Edit the stretch of records from the line containing "List UI elements" through the line containing "- phreatic-water-point: [495, 793, 553, 851]", changing every "artesian-water-point" to "confined-water-point" and keeping everything else unchanged. Return only those lines, without the picture placeholder.

DATA RECORDS —
------------------------------------

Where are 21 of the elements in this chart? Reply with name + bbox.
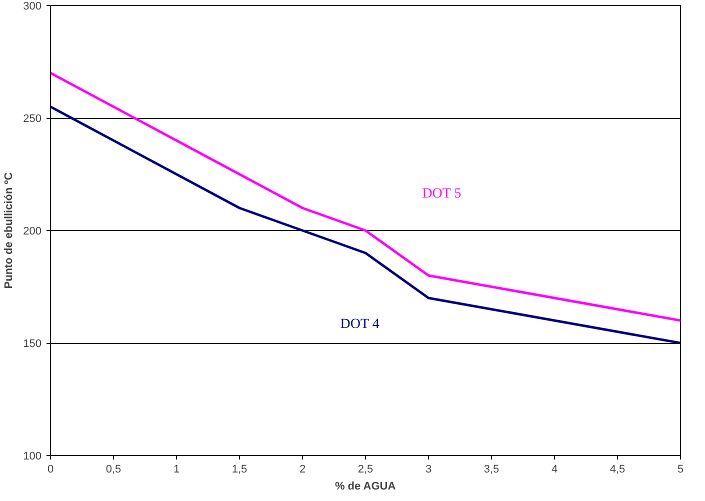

------------------------------------

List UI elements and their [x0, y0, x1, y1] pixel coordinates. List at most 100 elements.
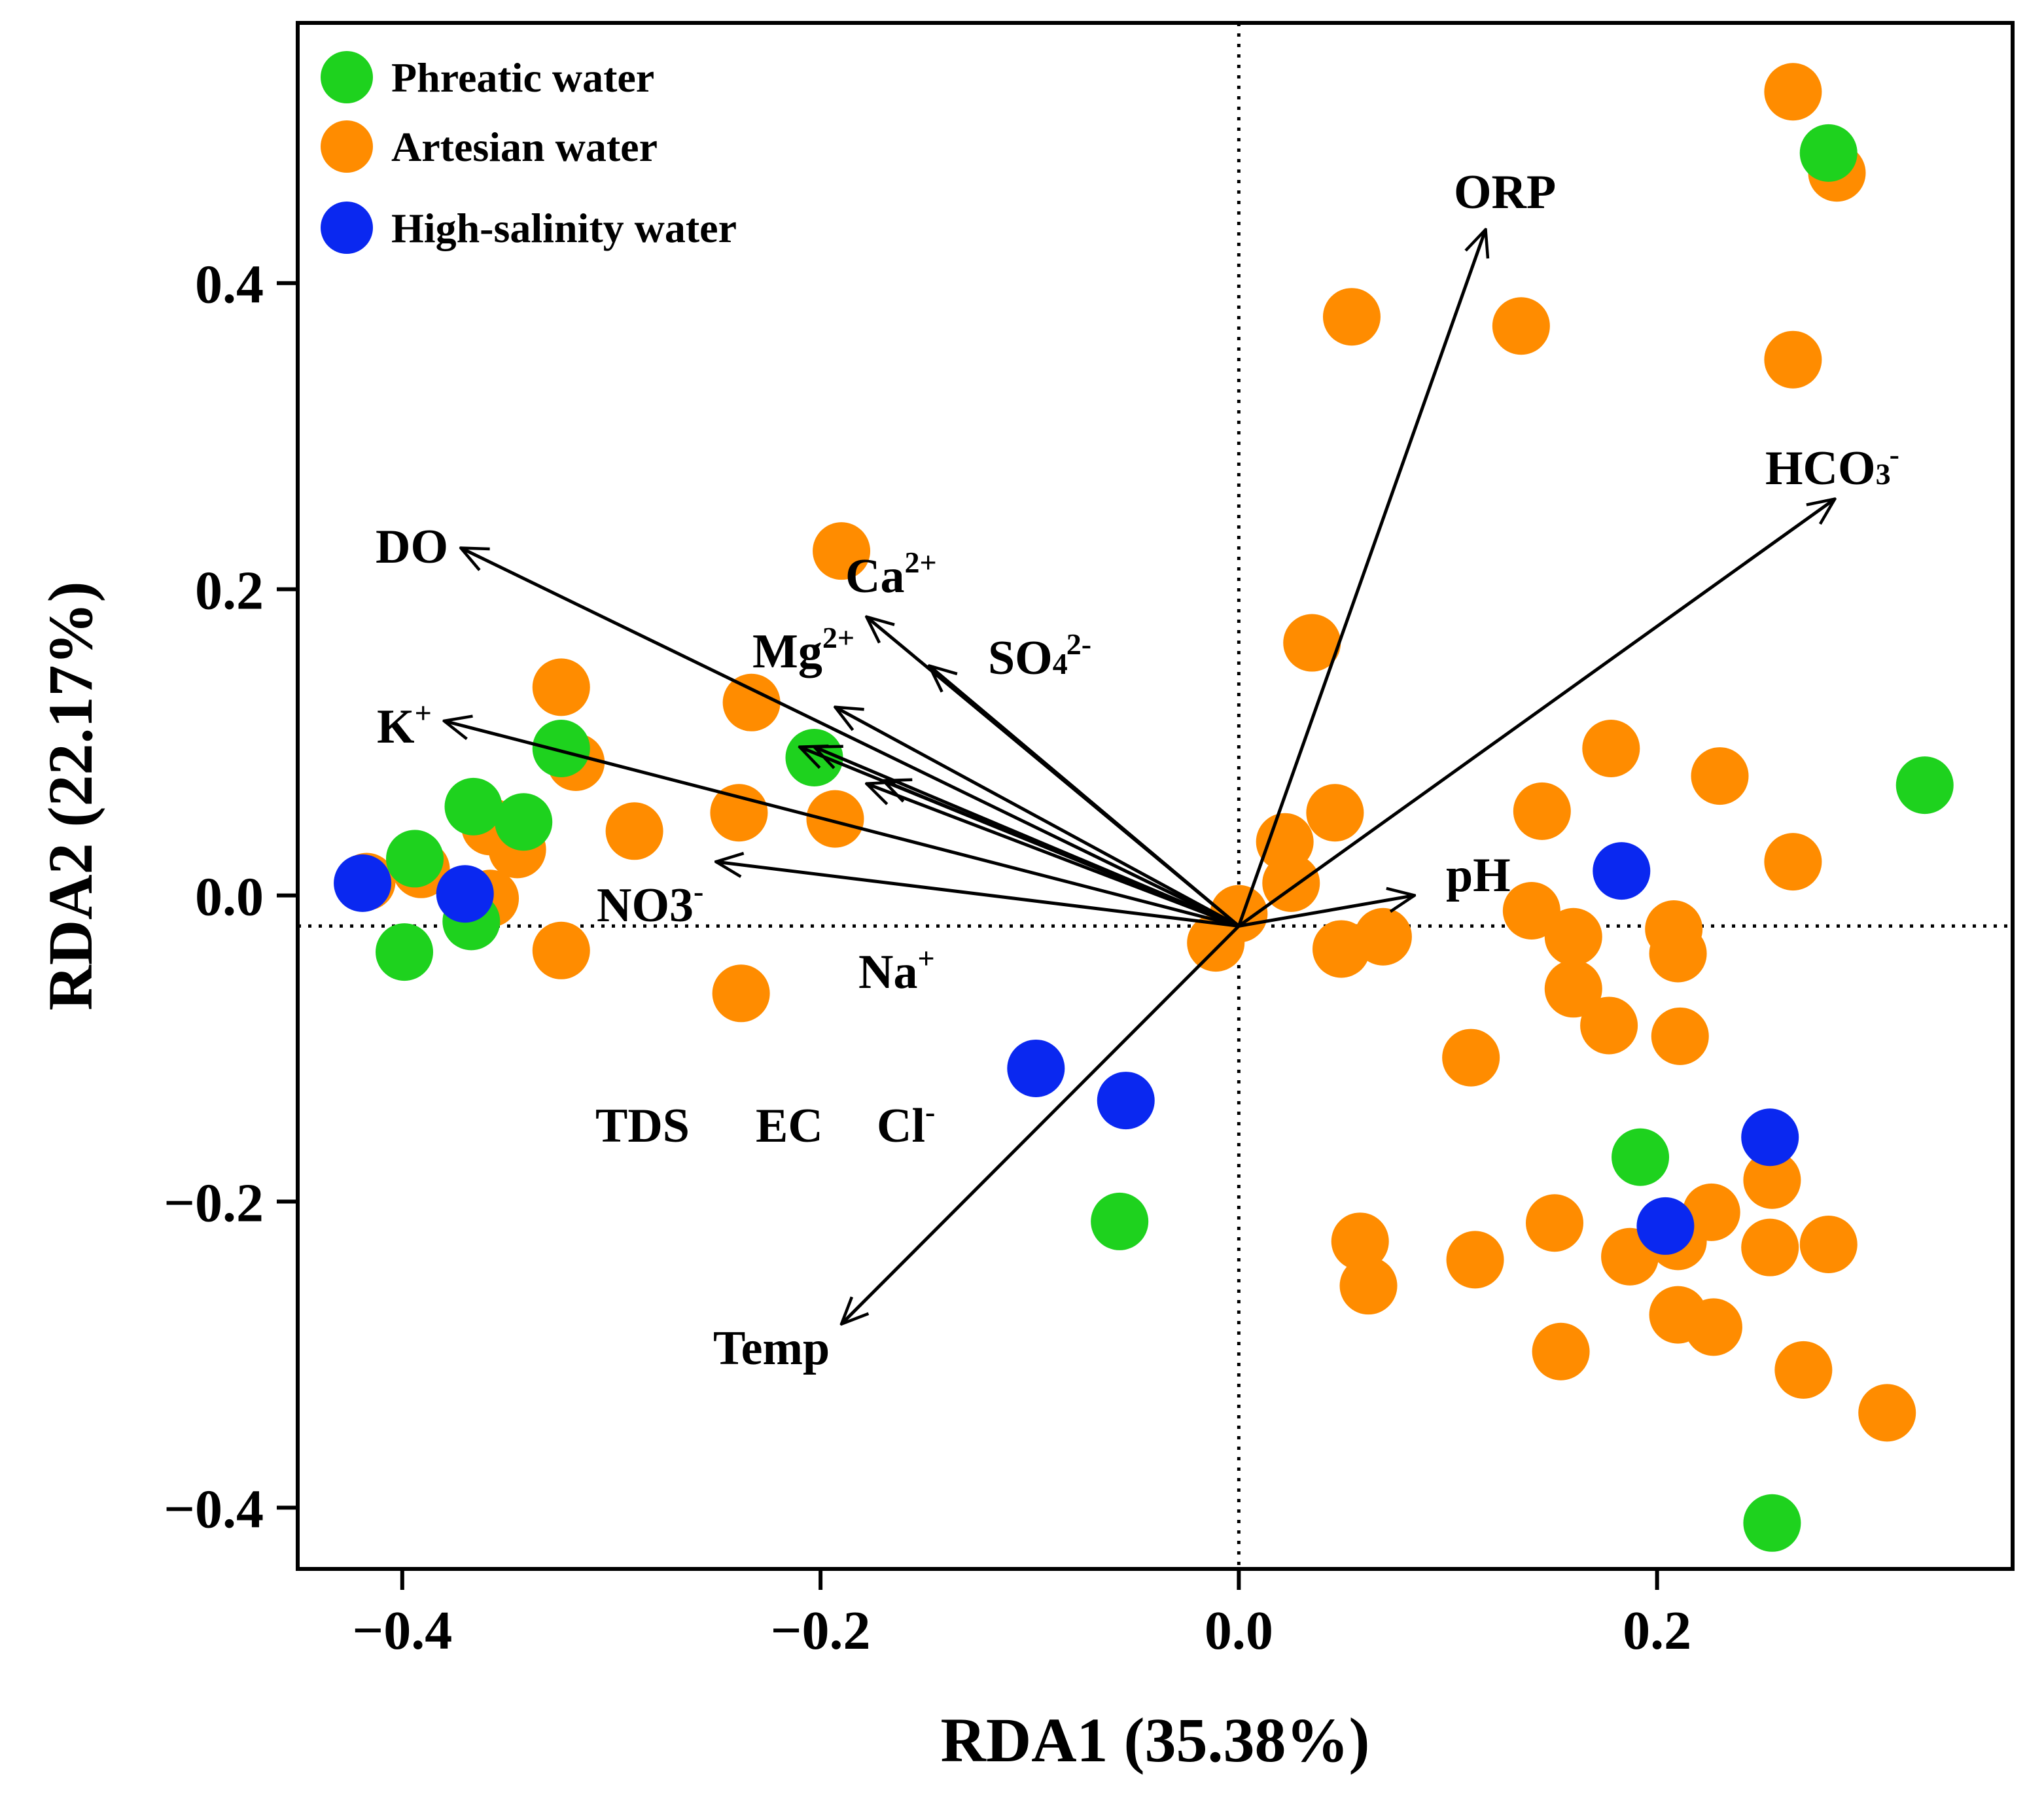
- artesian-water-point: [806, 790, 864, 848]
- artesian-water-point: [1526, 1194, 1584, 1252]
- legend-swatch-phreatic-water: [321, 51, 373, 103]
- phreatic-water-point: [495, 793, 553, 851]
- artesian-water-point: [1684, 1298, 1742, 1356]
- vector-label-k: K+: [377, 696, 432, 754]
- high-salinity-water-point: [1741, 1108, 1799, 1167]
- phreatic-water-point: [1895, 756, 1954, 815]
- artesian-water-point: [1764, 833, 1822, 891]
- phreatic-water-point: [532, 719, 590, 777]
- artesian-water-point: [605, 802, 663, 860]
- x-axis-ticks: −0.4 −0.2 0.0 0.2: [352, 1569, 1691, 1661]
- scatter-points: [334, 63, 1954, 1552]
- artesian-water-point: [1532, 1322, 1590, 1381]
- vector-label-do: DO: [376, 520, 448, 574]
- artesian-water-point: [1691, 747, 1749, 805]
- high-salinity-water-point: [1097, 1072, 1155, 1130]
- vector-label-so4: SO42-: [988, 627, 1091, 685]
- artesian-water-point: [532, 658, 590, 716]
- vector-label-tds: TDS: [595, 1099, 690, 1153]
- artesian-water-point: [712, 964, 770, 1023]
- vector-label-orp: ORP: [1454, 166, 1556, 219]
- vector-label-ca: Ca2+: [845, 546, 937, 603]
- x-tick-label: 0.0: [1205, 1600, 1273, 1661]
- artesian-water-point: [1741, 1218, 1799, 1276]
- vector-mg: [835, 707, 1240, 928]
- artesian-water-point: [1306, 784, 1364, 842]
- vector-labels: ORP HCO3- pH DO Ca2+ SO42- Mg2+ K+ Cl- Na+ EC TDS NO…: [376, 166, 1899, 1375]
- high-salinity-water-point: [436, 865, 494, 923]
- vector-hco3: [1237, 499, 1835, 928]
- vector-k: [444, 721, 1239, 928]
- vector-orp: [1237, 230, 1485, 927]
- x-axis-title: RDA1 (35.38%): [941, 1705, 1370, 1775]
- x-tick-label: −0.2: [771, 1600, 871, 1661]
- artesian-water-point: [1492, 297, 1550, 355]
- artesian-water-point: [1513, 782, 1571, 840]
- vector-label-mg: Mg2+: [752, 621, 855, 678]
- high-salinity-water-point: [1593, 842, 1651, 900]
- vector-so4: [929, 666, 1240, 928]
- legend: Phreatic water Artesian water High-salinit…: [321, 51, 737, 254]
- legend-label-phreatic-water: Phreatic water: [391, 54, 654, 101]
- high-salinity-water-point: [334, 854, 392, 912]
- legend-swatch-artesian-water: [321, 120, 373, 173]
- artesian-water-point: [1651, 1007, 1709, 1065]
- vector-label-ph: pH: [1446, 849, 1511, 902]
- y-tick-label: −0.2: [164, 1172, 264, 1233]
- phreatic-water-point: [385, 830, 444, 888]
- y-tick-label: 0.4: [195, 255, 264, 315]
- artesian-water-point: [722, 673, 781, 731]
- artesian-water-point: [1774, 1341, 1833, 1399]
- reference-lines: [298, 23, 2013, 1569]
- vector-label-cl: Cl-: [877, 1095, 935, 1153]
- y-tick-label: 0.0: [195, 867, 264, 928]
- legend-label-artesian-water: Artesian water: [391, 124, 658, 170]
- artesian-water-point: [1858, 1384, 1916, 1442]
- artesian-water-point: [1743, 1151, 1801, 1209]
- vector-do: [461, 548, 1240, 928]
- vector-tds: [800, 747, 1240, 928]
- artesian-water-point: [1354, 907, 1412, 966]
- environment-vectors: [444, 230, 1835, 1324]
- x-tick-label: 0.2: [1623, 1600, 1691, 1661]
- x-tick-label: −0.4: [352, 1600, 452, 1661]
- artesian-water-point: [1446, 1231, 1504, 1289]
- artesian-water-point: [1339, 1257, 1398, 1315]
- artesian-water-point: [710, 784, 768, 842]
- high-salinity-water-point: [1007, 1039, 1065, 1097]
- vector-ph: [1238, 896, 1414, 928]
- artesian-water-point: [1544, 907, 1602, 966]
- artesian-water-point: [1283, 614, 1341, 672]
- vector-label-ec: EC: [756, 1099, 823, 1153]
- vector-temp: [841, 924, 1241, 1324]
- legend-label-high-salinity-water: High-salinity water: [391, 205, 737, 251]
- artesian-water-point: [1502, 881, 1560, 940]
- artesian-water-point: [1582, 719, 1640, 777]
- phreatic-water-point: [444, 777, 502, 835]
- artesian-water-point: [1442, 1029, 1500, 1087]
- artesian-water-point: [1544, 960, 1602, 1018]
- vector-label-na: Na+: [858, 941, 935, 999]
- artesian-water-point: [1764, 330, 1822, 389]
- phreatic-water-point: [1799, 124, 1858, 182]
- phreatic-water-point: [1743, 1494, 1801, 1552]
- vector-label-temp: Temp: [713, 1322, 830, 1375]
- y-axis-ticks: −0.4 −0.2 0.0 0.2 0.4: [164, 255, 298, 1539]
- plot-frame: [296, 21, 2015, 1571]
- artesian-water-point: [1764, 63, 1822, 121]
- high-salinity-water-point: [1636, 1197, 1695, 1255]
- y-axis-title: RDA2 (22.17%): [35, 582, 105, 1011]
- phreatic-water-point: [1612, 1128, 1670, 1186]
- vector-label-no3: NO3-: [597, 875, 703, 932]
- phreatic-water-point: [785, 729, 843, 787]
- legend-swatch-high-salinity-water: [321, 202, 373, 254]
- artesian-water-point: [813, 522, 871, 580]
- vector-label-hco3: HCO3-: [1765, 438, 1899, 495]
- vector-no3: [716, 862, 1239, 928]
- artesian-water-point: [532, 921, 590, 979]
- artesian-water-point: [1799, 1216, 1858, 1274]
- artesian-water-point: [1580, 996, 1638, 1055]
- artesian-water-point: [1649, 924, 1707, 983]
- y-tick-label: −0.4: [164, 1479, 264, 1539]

------------------------------------

TASK RESPONSE —
List UI elements and their [x0, y0, x1, y1] pixel coordinates. List at most 100 elements.
- confined-water-point: [806, 790, 864, 848]
- confined-water-point: [1526, 1194, 1584, 1252]
- legend-swatch-phreatic-water: [321, 51, 373, 103]
- phreatic-water-point: [495, 793, 553, 851]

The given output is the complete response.